(Data entries for graphics)
____________________

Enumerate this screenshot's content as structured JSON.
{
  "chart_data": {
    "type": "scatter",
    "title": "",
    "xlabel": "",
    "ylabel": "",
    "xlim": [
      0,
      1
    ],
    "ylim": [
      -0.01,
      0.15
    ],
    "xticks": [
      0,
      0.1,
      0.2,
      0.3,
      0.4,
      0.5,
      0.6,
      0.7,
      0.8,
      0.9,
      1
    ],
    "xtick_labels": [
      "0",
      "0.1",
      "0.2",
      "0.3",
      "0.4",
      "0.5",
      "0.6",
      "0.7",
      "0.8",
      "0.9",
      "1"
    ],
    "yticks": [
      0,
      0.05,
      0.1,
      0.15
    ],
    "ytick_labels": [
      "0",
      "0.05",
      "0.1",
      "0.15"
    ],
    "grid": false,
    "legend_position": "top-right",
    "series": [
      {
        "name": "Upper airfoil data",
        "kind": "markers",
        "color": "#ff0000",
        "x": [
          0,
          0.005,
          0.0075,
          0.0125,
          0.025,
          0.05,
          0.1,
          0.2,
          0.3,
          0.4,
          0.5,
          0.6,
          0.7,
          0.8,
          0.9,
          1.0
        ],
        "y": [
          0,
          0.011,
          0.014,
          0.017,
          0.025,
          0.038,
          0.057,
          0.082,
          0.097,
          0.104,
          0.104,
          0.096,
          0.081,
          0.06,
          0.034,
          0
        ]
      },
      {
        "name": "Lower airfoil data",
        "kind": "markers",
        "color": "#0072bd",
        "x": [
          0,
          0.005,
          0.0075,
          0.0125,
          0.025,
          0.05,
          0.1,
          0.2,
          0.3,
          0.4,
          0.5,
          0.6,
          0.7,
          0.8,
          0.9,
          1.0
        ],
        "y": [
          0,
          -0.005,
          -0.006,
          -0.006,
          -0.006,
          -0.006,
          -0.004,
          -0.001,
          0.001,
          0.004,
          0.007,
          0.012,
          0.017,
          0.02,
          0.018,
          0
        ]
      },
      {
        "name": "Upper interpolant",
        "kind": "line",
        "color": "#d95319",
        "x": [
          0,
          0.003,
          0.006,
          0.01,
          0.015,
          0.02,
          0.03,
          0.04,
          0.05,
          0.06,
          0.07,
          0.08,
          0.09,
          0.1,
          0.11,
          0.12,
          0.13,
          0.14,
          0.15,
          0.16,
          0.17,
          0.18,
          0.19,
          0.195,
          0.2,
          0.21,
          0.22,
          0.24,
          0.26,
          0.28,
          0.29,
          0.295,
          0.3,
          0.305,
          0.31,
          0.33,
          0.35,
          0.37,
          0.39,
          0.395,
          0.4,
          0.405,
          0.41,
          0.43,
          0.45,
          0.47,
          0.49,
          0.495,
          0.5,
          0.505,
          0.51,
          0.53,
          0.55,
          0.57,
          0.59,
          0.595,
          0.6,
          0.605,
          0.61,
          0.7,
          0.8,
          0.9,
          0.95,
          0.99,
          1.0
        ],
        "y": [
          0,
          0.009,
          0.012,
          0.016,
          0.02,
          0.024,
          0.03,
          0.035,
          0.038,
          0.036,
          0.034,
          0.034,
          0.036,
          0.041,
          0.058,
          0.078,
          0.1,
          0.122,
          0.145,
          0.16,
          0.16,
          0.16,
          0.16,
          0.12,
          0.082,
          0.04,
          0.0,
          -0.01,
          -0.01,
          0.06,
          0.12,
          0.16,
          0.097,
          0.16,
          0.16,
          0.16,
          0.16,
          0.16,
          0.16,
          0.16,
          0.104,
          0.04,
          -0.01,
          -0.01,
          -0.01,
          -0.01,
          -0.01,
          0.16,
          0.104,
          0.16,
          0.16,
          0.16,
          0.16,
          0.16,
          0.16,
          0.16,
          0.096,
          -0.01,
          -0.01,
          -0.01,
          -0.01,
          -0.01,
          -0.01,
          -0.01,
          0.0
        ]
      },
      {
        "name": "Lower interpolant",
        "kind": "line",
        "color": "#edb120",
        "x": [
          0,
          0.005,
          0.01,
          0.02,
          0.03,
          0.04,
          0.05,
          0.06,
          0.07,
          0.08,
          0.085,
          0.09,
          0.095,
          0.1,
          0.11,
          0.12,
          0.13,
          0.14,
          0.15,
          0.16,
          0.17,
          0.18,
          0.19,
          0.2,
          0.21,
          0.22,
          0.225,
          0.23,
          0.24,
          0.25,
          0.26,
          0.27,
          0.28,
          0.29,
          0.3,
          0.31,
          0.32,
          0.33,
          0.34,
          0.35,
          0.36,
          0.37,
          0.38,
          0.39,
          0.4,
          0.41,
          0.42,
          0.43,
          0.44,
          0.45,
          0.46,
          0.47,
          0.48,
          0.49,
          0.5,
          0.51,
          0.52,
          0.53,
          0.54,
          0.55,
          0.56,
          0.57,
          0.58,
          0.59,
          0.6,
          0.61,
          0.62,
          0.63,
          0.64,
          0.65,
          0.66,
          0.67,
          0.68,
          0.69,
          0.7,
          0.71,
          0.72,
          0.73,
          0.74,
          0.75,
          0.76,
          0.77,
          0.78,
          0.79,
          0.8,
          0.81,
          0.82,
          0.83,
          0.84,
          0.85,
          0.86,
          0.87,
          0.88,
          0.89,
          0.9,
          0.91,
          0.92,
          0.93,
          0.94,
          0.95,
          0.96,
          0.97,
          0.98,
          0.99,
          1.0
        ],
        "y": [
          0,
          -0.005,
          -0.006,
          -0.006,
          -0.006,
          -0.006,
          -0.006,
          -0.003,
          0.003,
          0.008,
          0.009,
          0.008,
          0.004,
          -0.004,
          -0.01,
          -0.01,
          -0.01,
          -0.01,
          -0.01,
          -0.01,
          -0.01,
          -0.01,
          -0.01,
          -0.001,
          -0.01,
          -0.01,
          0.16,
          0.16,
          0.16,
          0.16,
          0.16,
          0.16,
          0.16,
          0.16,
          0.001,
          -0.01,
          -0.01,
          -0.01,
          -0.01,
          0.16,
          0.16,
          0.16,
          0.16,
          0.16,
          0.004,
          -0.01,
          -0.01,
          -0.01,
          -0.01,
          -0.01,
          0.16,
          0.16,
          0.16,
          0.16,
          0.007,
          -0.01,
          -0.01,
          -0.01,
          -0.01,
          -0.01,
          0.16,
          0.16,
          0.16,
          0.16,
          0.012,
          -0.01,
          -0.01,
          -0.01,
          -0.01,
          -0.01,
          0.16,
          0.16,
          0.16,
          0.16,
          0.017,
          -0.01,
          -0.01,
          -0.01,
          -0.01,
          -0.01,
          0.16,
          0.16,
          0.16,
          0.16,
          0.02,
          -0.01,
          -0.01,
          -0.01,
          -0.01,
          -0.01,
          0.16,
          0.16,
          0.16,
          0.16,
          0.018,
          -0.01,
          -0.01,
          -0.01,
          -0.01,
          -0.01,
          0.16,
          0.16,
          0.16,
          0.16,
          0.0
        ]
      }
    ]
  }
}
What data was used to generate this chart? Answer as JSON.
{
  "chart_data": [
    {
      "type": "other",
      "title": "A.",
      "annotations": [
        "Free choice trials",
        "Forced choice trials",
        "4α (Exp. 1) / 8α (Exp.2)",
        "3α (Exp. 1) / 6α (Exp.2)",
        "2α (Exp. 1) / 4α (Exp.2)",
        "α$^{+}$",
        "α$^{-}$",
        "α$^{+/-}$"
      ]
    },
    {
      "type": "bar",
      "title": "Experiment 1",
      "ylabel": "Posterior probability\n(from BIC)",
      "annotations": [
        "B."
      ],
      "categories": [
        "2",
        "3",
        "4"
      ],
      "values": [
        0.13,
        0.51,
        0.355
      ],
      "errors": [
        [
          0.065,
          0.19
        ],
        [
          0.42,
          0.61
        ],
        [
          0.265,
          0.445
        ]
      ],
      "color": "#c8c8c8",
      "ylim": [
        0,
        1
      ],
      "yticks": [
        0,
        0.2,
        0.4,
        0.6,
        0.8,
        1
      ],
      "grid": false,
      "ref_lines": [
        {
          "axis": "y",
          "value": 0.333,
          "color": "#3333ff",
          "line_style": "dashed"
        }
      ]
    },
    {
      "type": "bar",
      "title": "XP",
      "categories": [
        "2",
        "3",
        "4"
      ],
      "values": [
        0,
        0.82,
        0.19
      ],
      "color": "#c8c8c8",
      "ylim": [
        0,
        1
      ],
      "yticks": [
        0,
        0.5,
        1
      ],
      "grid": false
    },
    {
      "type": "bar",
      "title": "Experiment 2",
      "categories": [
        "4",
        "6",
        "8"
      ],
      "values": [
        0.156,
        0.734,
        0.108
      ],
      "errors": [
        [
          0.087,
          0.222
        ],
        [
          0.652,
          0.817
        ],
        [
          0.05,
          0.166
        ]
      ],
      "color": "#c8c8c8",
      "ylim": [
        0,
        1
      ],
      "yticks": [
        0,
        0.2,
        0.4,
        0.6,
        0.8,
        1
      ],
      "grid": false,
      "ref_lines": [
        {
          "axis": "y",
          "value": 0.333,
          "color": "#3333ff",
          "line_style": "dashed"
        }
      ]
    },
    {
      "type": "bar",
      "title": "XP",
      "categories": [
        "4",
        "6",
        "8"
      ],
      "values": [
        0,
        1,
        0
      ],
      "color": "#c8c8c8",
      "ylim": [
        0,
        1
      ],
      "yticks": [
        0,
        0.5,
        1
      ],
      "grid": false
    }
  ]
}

____________________

## Objective
Copy every line of the entries above in which "choice" occurs.

## Exercise solution
        "Free choice trials",
        "Forced choice trials",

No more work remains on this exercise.